-- START OF Input material --

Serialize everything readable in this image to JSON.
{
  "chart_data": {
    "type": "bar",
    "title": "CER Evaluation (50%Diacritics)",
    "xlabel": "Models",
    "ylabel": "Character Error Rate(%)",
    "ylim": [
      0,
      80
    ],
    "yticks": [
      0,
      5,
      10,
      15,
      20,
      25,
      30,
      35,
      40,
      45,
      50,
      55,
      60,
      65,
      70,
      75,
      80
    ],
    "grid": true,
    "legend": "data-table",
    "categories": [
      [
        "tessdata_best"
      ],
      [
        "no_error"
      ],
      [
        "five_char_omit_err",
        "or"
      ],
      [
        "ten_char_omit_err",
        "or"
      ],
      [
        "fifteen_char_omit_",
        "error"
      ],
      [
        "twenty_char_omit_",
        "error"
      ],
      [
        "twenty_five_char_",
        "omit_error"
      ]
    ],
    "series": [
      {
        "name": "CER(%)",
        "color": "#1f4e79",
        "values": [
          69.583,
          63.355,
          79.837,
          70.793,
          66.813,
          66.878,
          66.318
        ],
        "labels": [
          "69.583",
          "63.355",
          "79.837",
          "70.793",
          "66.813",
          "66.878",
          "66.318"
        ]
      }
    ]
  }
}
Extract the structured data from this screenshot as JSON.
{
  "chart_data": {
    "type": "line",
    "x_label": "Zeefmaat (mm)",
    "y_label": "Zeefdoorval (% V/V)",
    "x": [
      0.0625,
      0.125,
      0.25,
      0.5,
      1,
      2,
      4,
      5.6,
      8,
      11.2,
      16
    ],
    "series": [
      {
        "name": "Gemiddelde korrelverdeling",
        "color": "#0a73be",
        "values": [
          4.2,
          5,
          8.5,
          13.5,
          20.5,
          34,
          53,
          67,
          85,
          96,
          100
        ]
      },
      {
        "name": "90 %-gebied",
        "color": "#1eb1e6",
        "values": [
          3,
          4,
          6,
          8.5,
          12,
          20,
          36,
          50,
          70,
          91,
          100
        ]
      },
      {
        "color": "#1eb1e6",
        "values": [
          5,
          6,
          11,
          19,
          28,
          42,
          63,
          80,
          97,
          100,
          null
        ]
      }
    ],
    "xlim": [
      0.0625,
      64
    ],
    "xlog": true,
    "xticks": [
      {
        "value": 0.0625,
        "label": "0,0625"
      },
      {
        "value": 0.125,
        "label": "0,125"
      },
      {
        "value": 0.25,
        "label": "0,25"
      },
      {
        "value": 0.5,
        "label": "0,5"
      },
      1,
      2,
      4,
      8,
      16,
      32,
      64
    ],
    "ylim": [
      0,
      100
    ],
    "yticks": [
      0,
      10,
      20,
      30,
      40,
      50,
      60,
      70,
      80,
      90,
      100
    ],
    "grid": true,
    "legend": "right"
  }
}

-- END OF Input material --

What you should do: Take the entries above and transcribe them exactly.

Complete response:
Serialize everything readable in this image to JSON.
{
  "chart_data": {
    "type": "bar",
    "title": "CER Evaluation (50%Diacritics)",
    "xlabel": "Models",
    "ylabel": "Character Error Rate(%)",
    "ylim": [
      0,
      80
    ],
    "yticks": [
      0,
      5,
      10,
      15,
      20,
      25,
      30,
      35,
      40,
      45,
      50,
      55,
      60,
      65,
      70,
      75,
      80
    ],
    "grid": true,
    "legend": "data-table",
    "categories": [
      [
        "tessdata_best"
      ],
      [
        "no_error"
      ],
      [
        "five_char_omit_err",
        "or"
      ],
      [
        "ten_char_omit_err",
        "or"
      ],
      [
        "fifteen_char_omit_",
        "error"
      ],
      [
        "twenty_char_omit_",
        "error"
      ],
      [
        "twenty_five_char_",
        "omit_error"
      ]
    ],
    "series": [
      {
        "name": "CER(%)",
        "color": "#1f4e79",
        "values": [
          69.583,
          63.355,
          79.837,
          70.793,
          66.813,
          66.878,
          66.318
        ],
        "labels": [
          "69.583",
          "63.355",
          "79.837",
          "70.793",
          "66.813",
          "66.878",
          "66.318"
        ]
      }
    ]
  }
}
Extract the structured data from this screenshot as JSON.
{
  "chart_data": {
    "type": "line",
    "x_label": "Zeefmaat (mm)",
    "y_label": "Zeefdoorval (% V/V)",
    "x": [
      0.0625,
      0.125,
      0.25,
      0.5,
      1,
      2,
      4,
      5.6,
      8,
      11.2,
      16
    ],
    "series": [
      {
        "name": "Gemiddelde korrelverdeling",
        "color": "#0a73be",
        "values": [
          4.2,
          5,
          8.5,
          13.5,
          20.5,
          34,
          53,
          67,
          85,
          96,
          100
        ]
      },
      {
        "name": "90 %-gebied",
        "color": "#1eb1e6",
        "values": [
          3,
          4,
          6,
          8.5,
          12,
          20,
          36,
          50,
          70,
          91,
          100
        ]
      },
      {
        "color": "#1eb1e6",
        "values": [
          5,
          6,
          11,
          19,
          28,
          42,
          63,
          80,
          97,
          100,
          null
        ]
      }
    ],
    "xlim": [
      0.0625,
      64
    ],
    "xlog": true,
    "xticks": [
      {
        "value": 0.0625,
        "label": "0,0625"
      },
      {
        "value": 0.125,
        "label": "0,125"
      },
      {
        "value": 0.25,
        "label": "0,25"
      },
      {
        "value": 0.5,
        "label": "0,5"
      },
      1,
      2,
      4,
      8,
      16,
      32,
      64
    ],
    "ylim": [
      0,
      100
    ],
    "yticks": [
      0,
      10,
      20,
      30,
      40,
      50,
      60,
      70,
      80,
      90,
      100
    ],
    "grid": true,
    "legend": "right"
  }
}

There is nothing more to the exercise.